Data entries for graphics
□ □ □ □

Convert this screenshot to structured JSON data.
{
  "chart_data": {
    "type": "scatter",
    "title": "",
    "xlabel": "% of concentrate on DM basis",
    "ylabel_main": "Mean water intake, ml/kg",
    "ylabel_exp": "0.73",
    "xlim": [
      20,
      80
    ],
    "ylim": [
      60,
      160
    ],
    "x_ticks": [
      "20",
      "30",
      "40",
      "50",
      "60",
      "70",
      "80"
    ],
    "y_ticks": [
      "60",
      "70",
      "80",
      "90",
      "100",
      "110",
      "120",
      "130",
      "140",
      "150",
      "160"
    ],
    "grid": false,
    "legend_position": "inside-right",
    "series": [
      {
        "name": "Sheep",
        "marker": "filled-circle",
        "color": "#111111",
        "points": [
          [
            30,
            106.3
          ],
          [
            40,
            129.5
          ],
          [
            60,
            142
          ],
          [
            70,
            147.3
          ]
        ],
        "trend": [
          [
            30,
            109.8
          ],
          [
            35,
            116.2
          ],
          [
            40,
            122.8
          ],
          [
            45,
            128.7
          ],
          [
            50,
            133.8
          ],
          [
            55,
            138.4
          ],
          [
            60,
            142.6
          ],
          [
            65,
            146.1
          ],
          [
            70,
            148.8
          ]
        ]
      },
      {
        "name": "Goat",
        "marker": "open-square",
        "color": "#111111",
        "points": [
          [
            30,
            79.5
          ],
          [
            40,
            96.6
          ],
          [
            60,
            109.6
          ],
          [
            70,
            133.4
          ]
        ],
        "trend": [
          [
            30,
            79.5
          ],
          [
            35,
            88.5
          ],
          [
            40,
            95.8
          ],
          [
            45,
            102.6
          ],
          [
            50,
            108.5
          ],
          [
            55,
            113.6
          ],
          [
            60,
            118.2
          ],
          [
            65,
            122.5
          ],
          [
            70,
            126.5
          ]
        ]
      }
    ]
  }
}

□ □ □ □

◆ PROBLEM
Take the entries above and copy them out exactly.

◆ WRITTEN RESPONSE
Convert this screenshot to structured JSON data.
{
  "chart_data": {
    "type": "scatter",
    "title": "",
    "xlabel": "% of concentrate on DM basis",
    "ylabel_main": "Mean water intake, ml/kg",
    "ylabel_exp": "0.73",
    "xlim": [
      20,
      80
    ],
    "ylim": [
      60,
      160
    ],
    "x_ticks": [
      "20",
      "30",
      "40",
      "50",
      "60",
      "70",
      "80"
    ],
    "y_ticks": [
      "60",
      "70",
      "80",
      "90",
      "100",
      "110",
      "120",
      "130",
      "140",
      "150",
      "160"
    ],
    "grid": false,
    "legend_position": "inside-right",
    "series": [
      {
        "name": "Sheep",
        "marker": "filled-circle",
        "color": "#111111",
        "points": [
          [
            30,
            106.3
          ],
          [
            40,
            129.5
          ],
          [
            60,
            142
          ],
          [
            70,
            147.3
          ]
        ],
        "trend": [
          [
            30,
            109.8
          ],
          [
            35,
            116.2
          ],
          [
            40,
            122.8
          ],
          [
            45,
            128.7
          ],
          [
            50,
            133.8
          ],
          [
            55,
            138.4
          ],
          [
            60,
            142.6
          ],
          [
            65,
            146.1
          ],
          [
            70,
            148.8
          ]
        ]
      },
      {
        "name": "Goat",
        "marker": "open-square",
        "color": "#111111",
        "points": [
          [
            30,
            79.5
          ],
          [
            40,
            96.6
          ],
          [
            60,
            109.6
          ],
          [
            70,
            133.4
          ]
        ],
        "trend": [
          [
            30,
            79.5
          ],
          [
            35,
            88.5
          ],
          [
            40,
            95.8
          ],
          [
            45,
            102.6
          ],
          [
            50,
            108.5
          ],
          [
            55,
            113.6
          ],
          [
            60,
            118.2
          ],
          [
            65,
            122.5
          ],
          [
            70,
            126.5
          ]
        ]
      }
    ]
  }
}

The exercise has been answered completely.